- **GIVEN REQUEST**
Return only the number of lines that hold "shall".

- **LISTING**
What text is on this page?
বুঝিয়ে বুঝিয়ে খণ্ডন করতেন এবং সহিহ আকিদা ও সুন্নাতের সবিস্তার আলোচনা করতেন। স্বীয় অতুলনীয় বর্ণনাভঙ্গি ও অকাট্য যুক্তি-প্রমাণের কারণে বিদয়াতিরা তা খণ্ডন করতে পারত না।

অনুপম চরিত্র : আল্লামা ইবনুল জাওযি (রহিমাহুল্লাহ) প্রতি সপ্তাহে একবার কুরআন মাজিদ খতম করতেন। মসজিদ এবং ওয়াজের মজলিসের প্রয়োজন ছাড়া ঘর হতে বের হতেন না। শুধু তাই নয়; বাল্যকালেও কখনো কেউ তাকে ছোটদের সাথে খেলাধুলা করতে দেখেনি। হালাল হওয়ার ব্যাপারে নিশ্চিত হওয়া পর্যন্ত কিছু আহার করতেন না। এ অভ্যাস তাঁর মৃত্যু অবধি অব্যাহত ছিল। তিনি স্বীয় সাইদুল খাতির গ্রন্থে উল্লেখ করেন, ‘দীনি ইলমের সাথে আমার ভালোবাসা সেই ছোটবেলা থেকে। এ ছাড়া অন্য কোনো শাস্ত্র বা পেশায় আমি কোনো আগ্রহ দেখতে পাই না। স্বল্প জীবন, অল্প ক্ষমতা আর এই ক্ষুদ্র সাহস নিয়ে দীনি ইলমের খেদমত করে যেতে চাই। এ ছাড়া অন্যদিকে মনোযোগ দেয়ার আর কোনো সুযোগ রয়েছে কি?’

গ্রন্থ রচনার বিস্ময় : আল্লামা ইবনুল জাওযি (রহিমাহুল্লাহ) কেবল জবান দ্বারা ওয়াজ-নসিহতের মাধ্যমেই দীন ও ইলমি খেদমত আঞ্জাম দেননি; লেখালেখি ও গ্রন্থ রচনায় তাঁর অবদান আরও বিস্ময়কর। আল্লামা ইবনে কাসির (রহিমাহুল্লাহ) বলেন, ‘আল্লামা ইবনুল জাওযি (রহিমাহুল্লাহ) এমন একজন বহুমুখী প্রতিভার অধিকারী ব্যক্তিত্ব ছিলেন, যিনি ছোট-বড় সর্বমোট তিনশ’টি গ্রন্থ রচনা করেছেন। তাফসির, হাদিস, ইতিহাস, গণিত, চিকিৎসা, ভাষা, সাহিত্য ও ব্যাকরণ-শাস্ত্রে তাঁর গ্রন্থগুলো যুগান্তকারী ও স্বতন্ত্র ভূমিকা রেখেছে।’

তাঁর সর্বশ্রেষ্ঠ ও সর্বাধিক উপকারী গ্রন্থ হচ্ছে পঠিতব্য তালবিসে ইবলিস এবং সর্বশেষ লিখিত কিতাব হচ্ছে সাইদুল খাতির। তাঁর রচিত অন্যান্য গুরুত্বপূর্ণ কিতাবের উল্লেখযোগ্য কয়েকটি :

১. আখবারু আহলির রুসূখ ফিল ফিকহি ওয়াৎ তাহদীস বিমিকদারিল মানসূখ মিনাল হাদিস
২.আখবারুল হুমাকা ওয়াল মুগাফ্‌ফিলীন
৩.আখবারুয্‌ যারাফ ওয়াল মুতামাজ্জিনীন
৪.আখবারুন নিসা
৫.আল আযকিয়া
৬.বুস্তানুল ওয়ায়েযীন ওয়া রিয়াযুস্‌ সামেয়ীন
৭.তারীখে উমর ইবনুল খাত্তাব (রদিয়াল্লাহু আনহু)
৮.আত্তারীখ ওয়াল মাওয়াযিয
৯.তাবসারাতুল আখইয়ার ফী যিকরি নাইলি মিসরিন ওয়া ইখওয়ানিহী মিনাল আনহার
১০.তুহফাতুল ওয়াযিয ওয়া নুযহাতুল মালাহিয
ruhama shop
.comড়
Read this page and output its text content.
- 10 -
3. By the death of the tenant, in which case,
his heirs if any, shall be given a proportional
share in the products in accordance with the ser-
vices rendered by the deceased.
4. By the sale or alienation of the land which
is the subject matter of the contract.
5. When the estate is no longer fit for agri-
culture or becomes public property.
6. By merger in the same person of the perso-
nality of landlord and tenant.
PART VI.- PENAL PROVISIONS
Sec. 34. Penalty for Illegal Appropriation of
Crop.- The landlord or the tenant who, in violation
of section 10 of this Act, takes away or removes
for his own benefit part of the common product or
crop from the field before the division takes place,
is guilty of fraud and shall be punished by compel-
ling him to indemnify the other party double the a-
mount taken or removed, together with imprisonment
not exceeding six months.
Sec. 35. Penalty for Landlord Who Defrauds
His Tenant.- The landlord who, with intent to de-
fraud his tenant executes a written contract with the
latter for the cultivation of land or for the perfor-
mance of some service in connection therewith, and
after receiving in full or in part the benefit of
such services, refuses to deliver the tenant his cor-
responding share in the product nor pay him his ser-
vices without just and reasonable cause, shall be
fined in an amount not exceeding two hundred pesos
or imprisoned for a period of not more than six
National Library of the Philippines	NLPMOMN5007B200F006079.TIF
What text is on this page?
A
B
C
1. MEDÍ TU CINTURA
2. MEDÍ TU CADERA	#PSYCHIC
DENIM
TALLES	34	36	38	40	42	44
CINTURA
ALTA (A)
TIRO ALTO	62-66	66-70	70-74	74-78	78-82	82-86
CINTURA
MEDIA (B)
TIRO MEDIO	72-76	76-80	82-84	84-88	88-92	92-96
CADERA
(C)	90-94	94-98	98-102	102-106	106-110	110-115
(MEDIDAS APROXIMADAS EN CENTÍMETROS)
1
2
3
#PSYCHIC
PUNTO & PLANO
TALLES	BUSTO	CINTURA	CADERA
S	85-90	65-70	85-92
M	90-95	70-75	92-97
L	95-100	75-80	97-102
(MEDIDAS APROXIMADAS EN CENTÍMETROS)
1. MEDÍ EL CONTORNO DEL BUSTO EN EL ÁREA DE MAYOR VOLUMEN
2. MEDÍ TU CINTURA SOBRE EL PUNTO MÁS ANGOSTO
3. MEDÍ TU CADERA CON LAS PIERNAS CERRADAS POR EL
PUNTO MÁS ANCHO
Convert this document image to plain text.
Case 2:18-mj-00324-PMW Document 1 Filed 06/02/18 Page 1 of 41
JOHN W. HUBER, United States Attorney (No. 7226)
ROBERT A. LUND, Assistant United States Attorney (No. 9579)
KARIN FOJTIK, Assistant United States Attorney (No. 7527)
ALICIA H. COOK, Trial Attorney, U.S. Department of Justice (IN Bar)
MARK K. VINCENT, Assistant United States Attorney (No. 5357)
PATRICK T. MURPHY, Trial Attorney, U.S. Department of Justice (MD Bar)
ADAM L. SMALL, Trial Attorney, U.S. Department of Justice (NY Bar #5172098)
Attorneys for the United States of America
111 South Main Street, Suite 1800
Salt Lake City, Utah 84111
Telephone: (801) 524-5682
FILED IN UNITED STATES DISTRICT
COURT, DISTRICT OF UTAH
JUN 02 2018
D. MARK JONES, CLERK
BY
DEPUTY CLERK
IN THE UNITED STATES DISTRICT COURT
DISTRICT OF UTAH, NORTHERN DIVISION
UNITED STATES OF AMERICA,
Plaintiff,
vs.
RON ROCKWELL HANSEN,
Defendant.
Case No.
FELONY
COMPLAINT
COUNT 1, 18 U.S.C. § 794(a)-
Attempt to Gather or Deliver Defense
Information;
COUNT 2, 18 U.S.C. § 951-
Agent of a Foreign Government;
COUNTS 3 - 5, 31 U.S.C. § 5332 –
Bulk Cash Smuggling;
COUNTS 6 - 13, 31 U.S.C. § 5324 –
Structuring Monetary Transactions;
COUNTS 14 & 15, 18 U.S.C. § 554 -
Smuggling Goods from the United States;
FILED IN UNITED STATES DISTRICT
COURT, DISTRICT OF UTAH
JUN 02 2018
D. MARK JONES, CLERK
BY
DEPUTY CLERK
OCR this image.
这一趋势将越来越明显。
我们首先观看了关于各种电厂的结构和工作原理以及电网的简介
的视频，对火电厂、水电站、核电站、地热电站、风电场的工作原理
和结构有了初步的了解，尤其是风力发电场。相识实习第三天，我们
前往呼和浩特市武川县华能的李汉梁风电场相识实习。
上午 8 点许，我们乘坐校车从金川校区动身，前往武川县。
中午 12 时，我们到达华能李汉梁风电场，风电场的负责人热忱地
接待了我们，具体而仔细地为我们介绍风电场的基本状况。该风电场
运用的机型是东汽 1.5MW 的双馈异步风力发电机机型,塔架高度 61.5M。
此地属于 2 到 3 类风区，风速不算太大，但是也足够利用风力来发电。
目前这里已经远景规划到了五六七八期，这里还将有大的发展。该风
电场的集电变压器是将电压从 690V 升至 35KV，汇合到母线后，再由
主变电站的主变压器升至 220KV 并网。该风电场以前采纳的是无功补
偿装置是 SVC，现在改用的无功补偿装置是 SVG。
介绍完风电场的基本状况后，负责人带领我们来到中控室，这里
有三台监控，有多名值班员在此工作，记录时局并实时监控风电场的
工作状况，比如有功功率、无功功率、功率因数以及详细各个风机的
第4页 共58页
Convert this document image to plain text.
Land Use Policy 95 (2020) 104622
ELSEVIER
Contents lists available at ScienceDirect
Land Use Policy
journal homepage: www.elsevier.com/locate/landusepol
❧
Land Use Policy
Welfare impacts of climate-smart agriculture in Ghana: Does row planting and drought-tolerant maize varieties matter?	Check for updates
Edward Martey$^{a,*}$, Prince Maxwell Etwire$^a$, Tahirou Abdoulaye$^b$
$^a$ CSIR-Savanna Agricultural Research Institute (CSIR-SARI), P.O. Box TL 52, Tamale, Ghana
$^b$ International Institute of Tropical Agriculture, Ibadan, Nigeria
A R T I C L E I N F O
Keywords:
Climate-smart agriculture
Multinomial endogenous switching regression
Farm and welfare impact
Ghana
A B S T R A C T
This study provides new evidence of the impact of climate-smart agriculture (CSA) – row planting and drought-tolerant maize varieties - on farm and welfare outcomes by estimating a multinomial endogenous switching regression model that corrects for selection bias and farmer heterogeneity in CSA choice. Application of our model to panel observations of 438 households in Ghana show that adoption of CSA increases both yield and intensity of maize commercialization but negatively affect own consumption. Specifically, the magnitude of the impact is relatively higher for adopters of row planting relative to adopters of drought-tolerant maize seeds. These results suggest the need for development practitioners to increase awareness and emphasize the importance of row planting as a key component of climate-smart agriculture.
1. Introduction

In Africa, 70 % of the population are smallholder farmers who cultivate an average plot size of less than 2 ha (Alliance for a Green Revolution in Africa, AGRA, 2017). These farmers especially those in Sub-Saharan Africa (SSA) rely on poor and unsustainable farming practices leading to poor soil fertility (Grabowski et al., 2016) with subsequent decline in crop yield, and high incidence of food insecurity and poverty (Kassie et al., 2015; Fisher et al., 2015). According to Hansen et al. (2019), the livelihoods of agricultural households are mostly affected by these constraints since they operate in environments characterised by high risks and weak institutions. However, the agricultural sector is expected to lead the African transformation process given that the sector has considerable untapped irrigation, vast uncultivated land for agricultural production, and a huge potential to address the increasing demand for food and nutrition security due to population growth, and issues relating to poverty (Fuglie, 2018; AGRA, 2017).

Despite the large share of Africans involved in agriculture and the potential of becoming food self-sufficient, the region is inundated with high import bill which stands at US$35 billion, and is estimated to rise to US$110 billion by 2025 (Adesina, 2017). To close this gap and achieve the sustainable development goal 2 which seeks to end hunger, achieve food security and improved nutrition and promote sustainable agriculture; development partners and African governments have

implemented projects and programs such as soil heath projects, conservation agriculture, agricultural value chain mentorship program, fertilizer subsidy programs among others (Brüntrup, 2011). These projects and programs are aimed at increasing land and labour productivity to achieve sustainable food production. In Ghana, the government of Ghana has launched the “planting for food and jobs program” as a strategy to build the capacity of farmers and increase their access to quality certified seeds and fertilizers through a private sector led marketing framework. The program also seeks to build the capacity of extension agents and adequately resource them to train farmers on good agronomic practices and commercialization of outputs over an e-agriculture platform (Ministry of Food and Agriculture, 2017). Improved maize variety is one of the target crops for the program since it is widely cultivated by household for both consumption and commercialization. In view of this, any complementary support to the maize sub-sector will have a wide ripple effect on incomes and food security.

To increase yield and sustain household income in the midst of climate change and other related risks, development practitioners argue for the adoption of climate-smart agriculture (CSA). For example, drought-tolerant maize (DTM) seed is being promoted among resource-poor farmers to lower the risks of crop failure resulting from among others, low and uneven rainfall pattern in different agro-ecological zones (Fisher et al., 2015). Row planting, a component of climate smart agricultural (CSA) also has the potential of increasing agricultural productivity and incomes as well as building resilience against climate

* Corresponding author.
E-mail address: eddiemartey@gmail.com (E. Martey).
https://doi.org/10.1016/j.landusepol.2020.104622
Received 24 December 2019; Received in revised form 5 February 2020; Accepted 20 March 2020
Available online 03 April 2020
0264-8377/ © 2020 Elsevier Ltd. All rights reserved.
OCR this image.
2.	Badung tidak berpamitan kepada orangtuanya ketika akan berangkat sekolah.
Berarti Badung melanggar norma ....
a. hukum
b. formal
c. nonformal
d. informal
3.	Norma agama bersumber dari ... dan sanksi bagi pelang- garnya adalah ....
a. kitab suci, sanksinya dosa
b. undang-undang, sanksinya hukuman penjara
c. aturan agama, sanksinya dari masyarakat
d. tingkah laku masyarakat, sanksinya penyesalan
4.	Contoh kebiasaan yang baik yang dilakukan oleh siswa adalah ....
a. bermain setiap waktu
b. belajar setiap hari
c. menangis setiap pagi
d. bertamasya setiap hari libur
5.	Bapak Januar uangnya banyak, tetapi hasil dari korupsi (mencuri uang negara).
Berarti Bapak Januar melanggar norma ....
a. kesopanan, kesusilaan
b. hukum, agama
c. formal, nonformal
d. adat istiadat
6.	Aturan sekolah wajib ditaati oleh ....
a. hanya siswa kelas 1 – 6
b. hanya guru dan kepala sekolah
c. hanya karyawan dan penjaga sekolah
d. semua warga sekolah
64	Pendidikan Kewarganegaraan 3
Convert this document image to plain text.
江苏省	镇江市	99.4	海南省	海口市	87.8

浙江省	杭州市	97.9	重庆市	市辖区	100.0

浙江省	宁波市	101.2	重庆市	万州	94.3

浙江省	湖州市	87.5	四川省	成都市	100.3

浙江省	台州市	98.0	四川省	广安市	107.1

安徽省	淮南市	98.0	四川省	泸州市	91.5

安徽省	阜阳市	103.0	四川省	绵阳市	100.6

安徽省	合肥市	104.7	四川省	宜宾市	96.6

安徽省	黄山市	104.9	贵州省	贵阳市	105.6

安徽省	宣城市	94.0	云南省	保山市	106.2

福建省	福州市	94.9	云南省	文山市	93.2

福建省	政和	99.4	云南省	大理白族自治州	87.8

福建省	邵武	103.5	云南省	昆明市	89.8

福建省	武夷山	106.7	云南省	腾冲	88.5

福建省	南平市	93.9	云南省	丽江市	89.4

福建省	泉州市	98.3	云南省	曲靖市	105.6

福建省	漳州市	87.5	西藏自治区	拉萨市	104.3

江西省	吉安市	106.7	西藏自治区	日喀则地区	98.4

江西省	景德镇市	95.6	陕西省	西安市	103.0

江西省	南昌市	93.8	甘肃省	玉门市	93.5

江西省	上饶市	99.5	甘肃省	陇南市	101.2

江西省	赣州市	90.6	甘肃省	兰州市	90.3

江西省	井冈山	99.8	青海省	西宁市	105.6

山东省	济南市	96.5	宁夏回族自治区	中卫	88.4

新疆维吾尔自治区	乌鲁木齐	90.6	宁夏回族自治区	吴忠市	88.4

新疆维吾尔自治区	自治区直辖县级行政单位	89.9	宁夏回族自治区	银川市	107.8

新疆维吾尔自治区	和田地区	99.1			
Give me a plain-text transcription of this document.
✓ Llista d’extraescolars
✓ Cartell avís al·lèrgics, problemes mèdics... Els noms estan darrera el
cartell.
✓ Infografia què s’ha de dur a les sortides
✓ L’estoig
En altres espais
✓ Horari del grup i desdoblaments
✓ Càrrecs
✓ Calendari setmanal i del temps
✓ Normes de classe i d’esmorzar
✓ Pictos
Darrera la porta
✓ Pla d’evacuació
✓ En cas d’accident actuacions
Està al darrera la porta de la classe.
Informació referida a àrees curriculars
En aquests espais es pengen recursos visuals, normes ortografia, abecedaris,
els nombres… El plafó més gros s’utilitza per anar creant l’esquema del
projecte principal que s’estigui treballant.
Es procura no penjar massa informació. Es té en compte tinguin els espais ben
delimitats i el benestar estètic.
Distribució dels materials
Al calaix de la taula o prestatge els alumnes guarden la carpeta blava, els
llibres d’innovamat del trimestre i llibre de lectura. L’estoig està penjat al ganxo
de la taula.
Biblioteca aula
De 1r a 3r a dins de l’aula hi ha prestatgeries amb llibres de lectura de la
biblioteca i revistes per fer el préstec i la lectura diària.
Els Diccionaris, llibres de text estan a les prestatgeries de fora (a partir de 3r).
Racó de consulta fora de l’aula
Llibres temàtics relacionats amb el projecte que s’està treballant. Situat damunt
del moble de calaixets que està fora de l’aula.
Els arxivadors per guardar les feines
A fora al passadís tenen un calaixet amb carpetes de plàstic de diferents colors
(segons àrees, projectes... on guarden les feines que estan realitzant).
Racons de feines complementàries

- **RESPONSE**
3